▶ Task details:
From the data that follows, copy every line holding the string "View".

▶ Records for this task:
__________
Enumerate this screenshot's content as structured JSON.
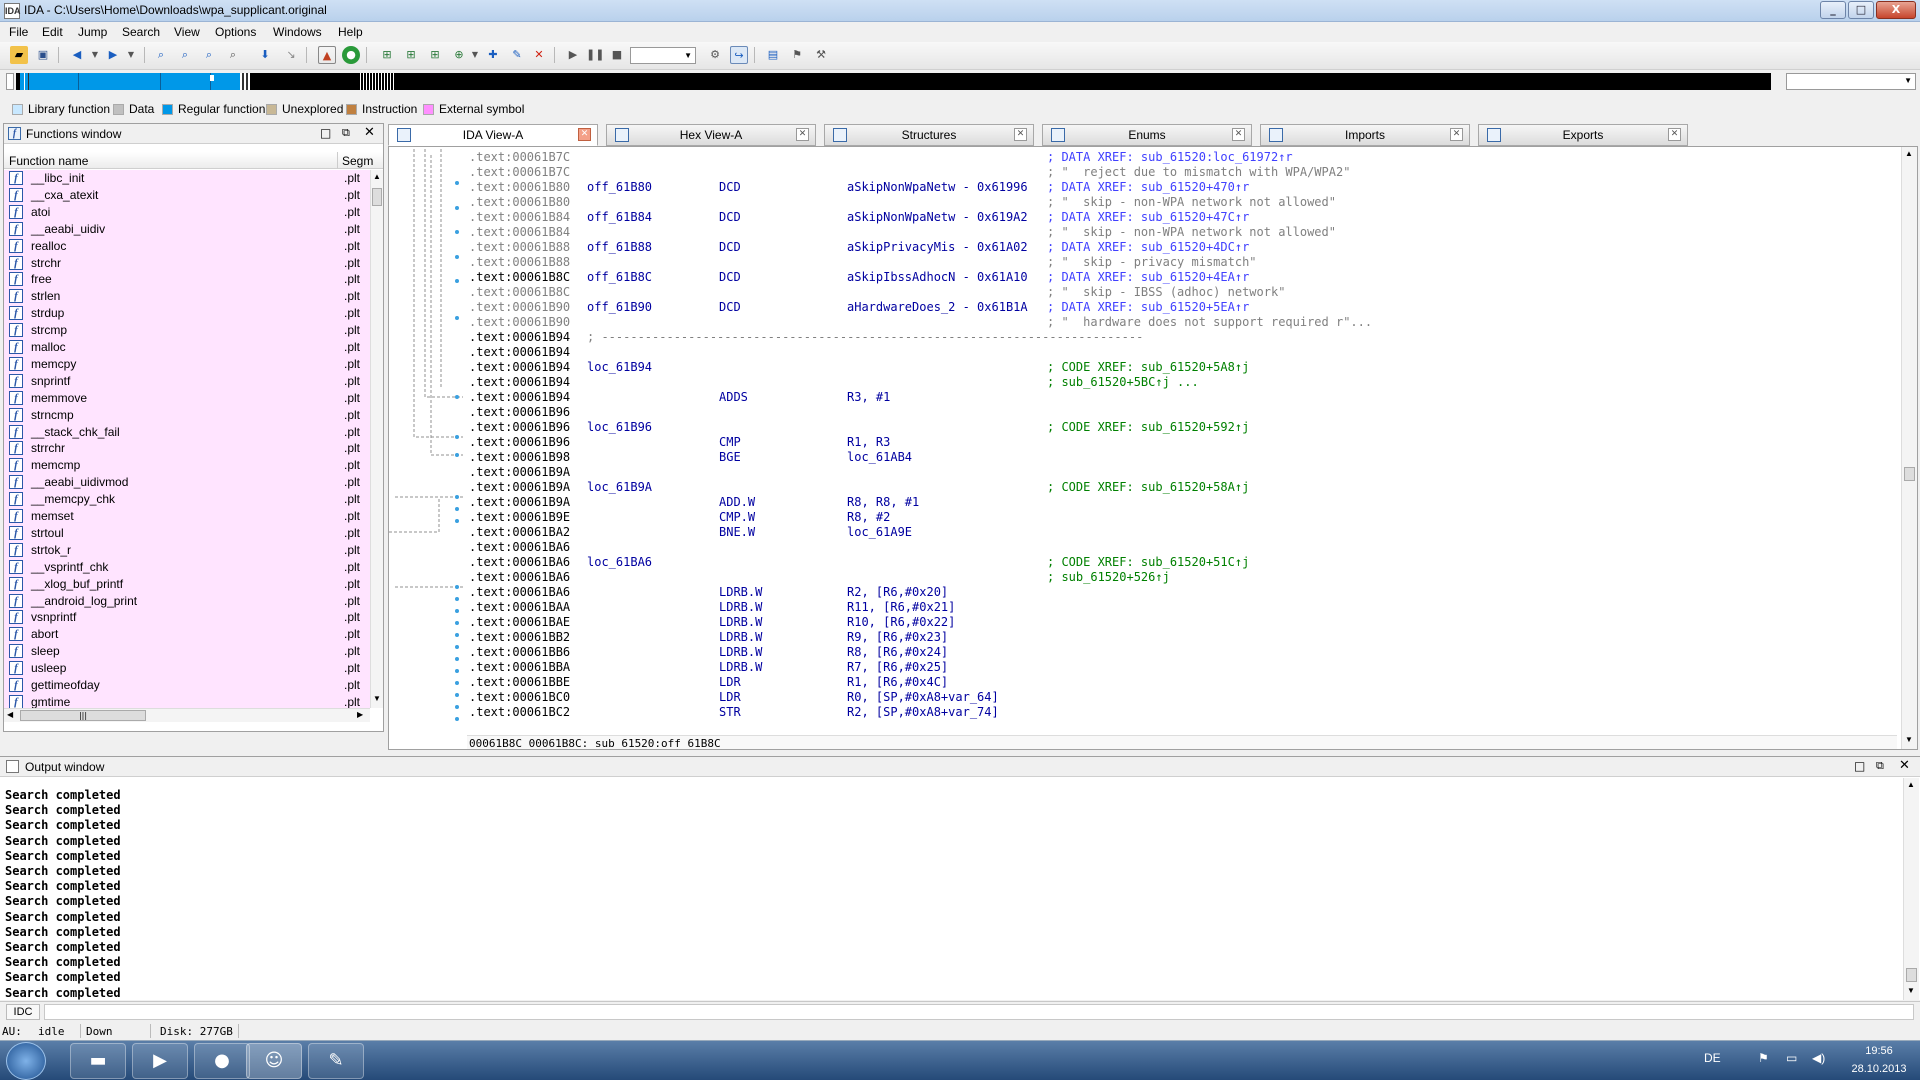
{
  "window": {
    "title": "IDA - C:\\Users\\Home\\Downloads\\wpa_supplicant.original",
    "app_icon": "IDA",
    "min": "_",
    "max": "□",
    "close": "X"
  },
  "menu": [
    "File",
    "Edit",
    "Jump",
    "Search",
    "View",
    "Options",
    "Windows",
    "Help"
  ],
  "legend": [
    {
      "label": "Library function",
      "color": "#c8e8ff"
    },
    {
      "label": "Data",
      "color": "#c0c0c0"
    },
    {
      "label": "Regular function",
      "color": "#0098e8"
    },
    {
      "label": "Unexplored",
      "color": "#c8b896"
    },
    {
      "label": "Instruction",
      "color": "#c08040"
    },
    {
      "label": "External symbol",
      "color": "#ff90ff"
    }
  ],
  "functions_panel": {
    "title": "Functions window",
    "col_name": "Function name",
    "col_segment": "Segm",
    "scroll_glyph": "|||",
    "items": [
      {
        "name": "__libc_init",
        "seg": ".plt"
      },
      {
        "name": "__cxa_atexit",
        "seg": ".plt"
      },
      {
        "name": "atoi",
        "seg": ".plt"
      },
      {
        "name": "__aeabi_uidiv",
        "seg": ".plt"
      },
      {
        "name": "realloc",
        "seg": ".plt"
      },
      {
        "name": "strchr",
        "seg": ".plt"
      },
      {
        "name": "free",
        "seg": ".plt"
      },
      {
        "name": "strlen",
        "seg": ".plt"
      },
      {
        "name": "strdup",
        "seg": ".plt"
      },
      {
        "name": "strcmp",
        "seg": ".plt"
      },
      {
        "name": "malloc",
        "seg": ".plt"
      },
      {
        "name": "memcpy",
        "seg": ".plt"
      },
      {
        "name": "snprintf",
        "seg": ".plt"
      },
      {
        "name": "memmove",
        "seg": ".plt"
      },
      {
        "name": "strncmp",
        "seg": ".plt"
      },
      {
        "name": "__stack_chk_fail",
        "seg": ".plt"
      },
      {
        "name": "strrchr",
        "seg": ".plt"
      },
      {
        "name": "memcmp",
        "seg": ".plt"
      },
      {
        "name": "__aeabi_uidivmod",
        "seg": ".plt"
      },
      {
        "name": "__memcpy_chk",
        "seg": ".plt"
      },
      {
        "name": "memset",
        "seg": ".plt"
      },
      {
        "name": "strtoul",
        "seg": ".plt"
      },
      {
        "name": "strtok_r",
        "seg": ".plt"
      },
      {
        "name": "__vsprintf_chk",
        "seg": ".plt"
      },
      {
        "name": "__xlog_buf_printf",
        "seg": ".plt"
      },
      {
        "name": "__android_log_print",
        "seg": ".plt"
      },
      {
        "name": "vsnprintf",
        "seg": ".plt"
      },
      {
        "name": "abort",
        "seg": ".plt"
      },
      {
        "name": "sleep",
        "seg": ".plt"
      },
      {
        "name": "usleep",
        "seg": ".plt"
      },
      {
        "name": "gettimeofday",
        "seg": ".plt"
      },
      {
        "name": "gmtime",
        "seg": ".plt"
      }
    ]
  },
  "tabs": [
    {
      "label": "IDA View-A",
      "active": true,
      "icon": "disassembly-icon"
    },
    {
      "label": "Hex View-A",
      "active": false,
      "icon": "hex-icon"
    },
    {
      "label": "Structures",
      "active": false,
      "icon": "structures-icon"
    },
    {
      "label": "Enums",
      "active": false,
      "icon": "enums-icon"
    },
    {
      "label": "Imports",
      "active": false,
      "icon": "imports-icon"
    },
    {
      "label": "Exports",
      "active": false,
      "icon": "exports-icon"
    }
  ],
  "disasm": {
    "lines": [
      {
        "addr": ".text:00061B7C",
        "gray": true,
        "lbl": "",
        "mn": "",
        "op": "",
        "cmt": "; DATA XREF: sub_61520:loc_61972↑r",
        "cmt_style": "blue"
      },
      {
        "addr": ".text:00061B7C",
        "gray": true,
        "lbl": "",
        "mn": "",
        "op": "",
        "cmt": "; \"  reject due to mismatch with WPA/WPA2\"",
        "cmt_style": "gray"
      },
      {
        "addr": ".text:00061B80",
        "gray": true,
        "lbl": "off_61B80",
        "mn": "DCD",
        "op": "aSkipNonWpaNetw - 0x61996",
        "cmt": "; DATA XREF: sub_61520+470↑r",
        "cmt_style": "blue"
      },
      {
        "addr": ".text:00061B80",
        "gray": true,
        "lbl": "",
        "mn": "",
        "op": "",
        "cmt": "; \"  skip - non-WPA network not allowed\"",
        "cmt_style": "gray"
      },
      {
        "addr": ".text:00061B84",
        "gray": true,
        "lbl": "off_61B84",
        "mn": "DCD",
        "op": "aSkipNonWpaNetw - 0x619A2",
        "cmt": "; DATA XREF: sub_61520+47C↑r",
        "cmt_style": "blue"
      },
      {
        "addr": ".text:00061B84",
        "gray": true,
        "lbl": "",
        "mn": "",
        "op": "",
        "cmt": "; \"  skip - non-WPA network not allowed\"",
        "cmt_style": "gray"
      },
      {
        "addr": ".text:00061B88",
        "gray": true,
        "lbl": "off_61B88",
        "mn": "DCD",
        "op": "aSkipPrivacyMis - 0x61A02",
        "cmt": "; DATA XREF: sub_61520+4DC↑r",
        "cmt_style": "blue"
      },
      {
        "addr": ".text:00061B88",
        "gray": true,
        "lbl": "",
        "mn": "",
        "op": "",
        "cmt": "; \"  skip - privacy mismatch\"",
        "cmt_style": "gray"
      },
      {
        "addr": ".text:00061B8C",
        "gray": false,
        "lbl": "off_61B8C",
        "mn": "DCD",
        "op": "aSkipIbssAdhocN - 0x61A10",
        "cmt": "; DATA XREF: sub_61520+4EA↑r",
        "cmt_style": "blue"
      },
      {
        "addr": ".text:00061B8C",
        "gray": true,
        "lbl": "",
        "mn": "",
        "op": "",
        "cmt": "; \"  skip - IBSS (adhoc) network\"",
        "cmt_style": "gray"
      },
      {
        "addr": ".text:00061B90",
        "gray": true,
        "lbl": "off_61B90",
        "mn": "DCD",
        "op": "aHardwareDoes_2 - 0x61B1A",
        "cmt": "; DATA XREF: sub_61520+5EA↑r",
        "cmt_style": "blue"
      },
      {
        "addr": ".text:00061B90",
        "gray": true,
        "lbl": "",
        "mn": "",
        "op": "",
        "cmt": "; \"  hardware does not support required r\"...",
        "cmt_style": "gray"
      },
      {
        "addr": ".text:00061B94",
        "gray": false,
        "sep": "; ---------------------------------------------------------------------------"
      },
      {
        "addr": ".text:00061B94",
        "gray": false,
        "lbl": "",
        "mn": "",
        "op": "",
        "cmt": ""
      },
      {
        "addr": ".text:00061B94",
        "gray": false,
        "lbl": "loc_61B94",
        "mn": "",
        "op": "",
        "cmt": "; CODE XREF: sub_61520+5A8↑j",
        "cmt_style": "green"
      },
      {
        "addr": ".text:00061B94",
        "gray": false,
        "lbl": "",
        "mn": "",
        "op": "",
        "cmt": "; sub_61520+5BC↑j ...",
        "cmt_style": "green"
      },
      {
        "addr": ".text:00061B94",
        "gray": false,
        "lbl": "",
        "mn": "ADDS",
        "op": "R3, #1",
        "cmt": ""
      },
      {
        "addr": ".text:00061B96",
        "gray": false,
        "lbl": "",
        "mn": "",
        "op": "",
        "cmt": ""
      },
      {
        "addr": ".text:00061B96",
        "gray": false,
        "lbl": "loc_61B96",
        "mn": "",
        "op": "",
        "cmt": "; CODE XREF: sub_61520+592↑j",
        "cmt_style": "green"
      },
      {
        "addr": ".text:00061B96",
        "gray": false,
        "lbl": "",
        "mn": "CMP",
        "op": "R1, R3",
        "cmt": ""
      },
      {
        "addr": ".text:00061B98",
        "gray": false,
        "lbl": "",
        "mn": "BGE",
        "op": "loc_61AB4",
        "cmt": ""
      },
      {
        "addr": ".text:00061B9A",
        "gray": false,
        "lbl": "",
        "mn": "",
        "op": "",
        "cmt": ""
      },
      {
        "addr": ".text:00061B9A",
        "gray": false,
        "lbl": "loc_61B9A",
        "mn": "",
        "op": "",
        "cmt": "; CODE XREF: sub_61520+58A↑j",
        "cmt_style": "green"
      },
      {
        "addr": ".text:00061B9A",
        "gray": false,
        "lbl": "",
        "mn": "ADD.W",
        "op": "R8, R8, #1",
        "cmt": ""
      },
      {
        "addr": ".text:00061B9E",
        "gray": false,
        "lbl": "",
        "mn": "CMP.W",
        "op": "R8, #2",
        "cmt": ""
      },
      {
        "addr": ".text:00061BA2",
        "gray": false,
        "lbl": "",
        "mn": "BNE.W",
        "op": "loc_61A9E",
        "cmt": ""
      },
      {
        "addr": ".text:00061BA6",
        "gray": false,
        "lbl": "",
        "mn": "",
        "op": "",
        "cmt": ""
      },
      {
        "addr": ".text:00061BA6",
        "gray": false,
        "lbl": "loc_61BA6",
        "mn": "",
        "op": "",
        "cmt": "; CODE XREF: sub_61520+51C↑j",
        "cmt_style": "green"
      },
      {
        "addr": ".text:00061BA6",
        "gray": false,
        "lbl": "",
        "mn": "",
        "op": "",
        "cmt": "; sub_61520+526↑j",
        "cmt_style": "green"
      },
      {
        "addr": ".text:00061BA6",
        "gray": false,
        "lbl": "",
        "mn": "LDRB.W",
        "op": "R2, [R6,#0x20]",
        "cmt": ""
      },
      {
        "addr": ".text:00061BAA",
        "gray": false,
        "lbl": "",
        "mn": "LDRB.W",
        "op": "R11, [R6,#0x21]",
        "cmt": ""
      },
      {
        "addr": ".text:00061BAE",
        "gray": false,
        "lbl": "",
        "mn": "LDRB.W",
        "op": "R10, [R6,#0x22]",
        "cmt": ""
      },
      {
        "addr": ".text:00061BB2",
        "gray": false,
        "lbl": "",
        "mn": "LDRB.W",
        "op": "R9, [R6,#0x23]",
        "cmt": ""
      },
      {
        "addr": ".text:00061BB6",
        "gray": false,
        "lbl": "",
        "mn": "LDRB.W",
        "op": "R8, [R6,#0x24]",
        "cmt": ""
      },
      {
        "addr": ".text:00061BBA",
        "gray": false,
        "lbl": "",
        "mn": "LDRB.W",
        "op": "R7, [R6,#0x25]",
        "cmt": ""
      },
      {
        "addr": ".text:00061BBE",
        "gray": false,
        "lbl": "",
        "mn": "LDR",
        "op": "R1, [R6,#0x4C]",
        "cmt": ""
      },
      {
        "addr": ".text:00061BC0",
        "gray": false,
        "lbl": "",
        "mn": "LDR",
        "op": "R0, [SP,#0xA8+var_64]",
        "cmt": ""
      },
      {
        "addr": ".text:00061BC2",
        "gray": false,
        "lbl": "",
        "mn": "STR",
        "op": "R2, [SP,#0xA8+var_74]",
        "cmt": ""
      }
    ],
    "status_line": "00061B8C 00061B8C: sub_61520:off_61B8C"
  },
  "output": {
    "title": "Output window",
    "lines": [
      "Search completed",
      "Search completed",
      "Search completed",
      "Search completed",
      "Search completed",
      "Search completed",
      "Search completed",
      "Search completed",
      "Search completed",
      "Search completed",
      "Search completed",
      "Search completed",
      "Search completed",
      "Search completed"
    ]
  },
  "idc": {
    "label": "IDC"
  },
  "status": {
    "au_label": "AU:",
    "au_value": "idle",
    "direction": "Down",
    "disk": "Disk: 277GB"
  },
  "taskbar": {
    "language": "DE",
    "time": "19:56",
    "date": "28.10.2013"
  }
}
__________
▶ Answer to the problem:
    "View",
      "label": "IDA View-A",
      "label": "Hex View-A",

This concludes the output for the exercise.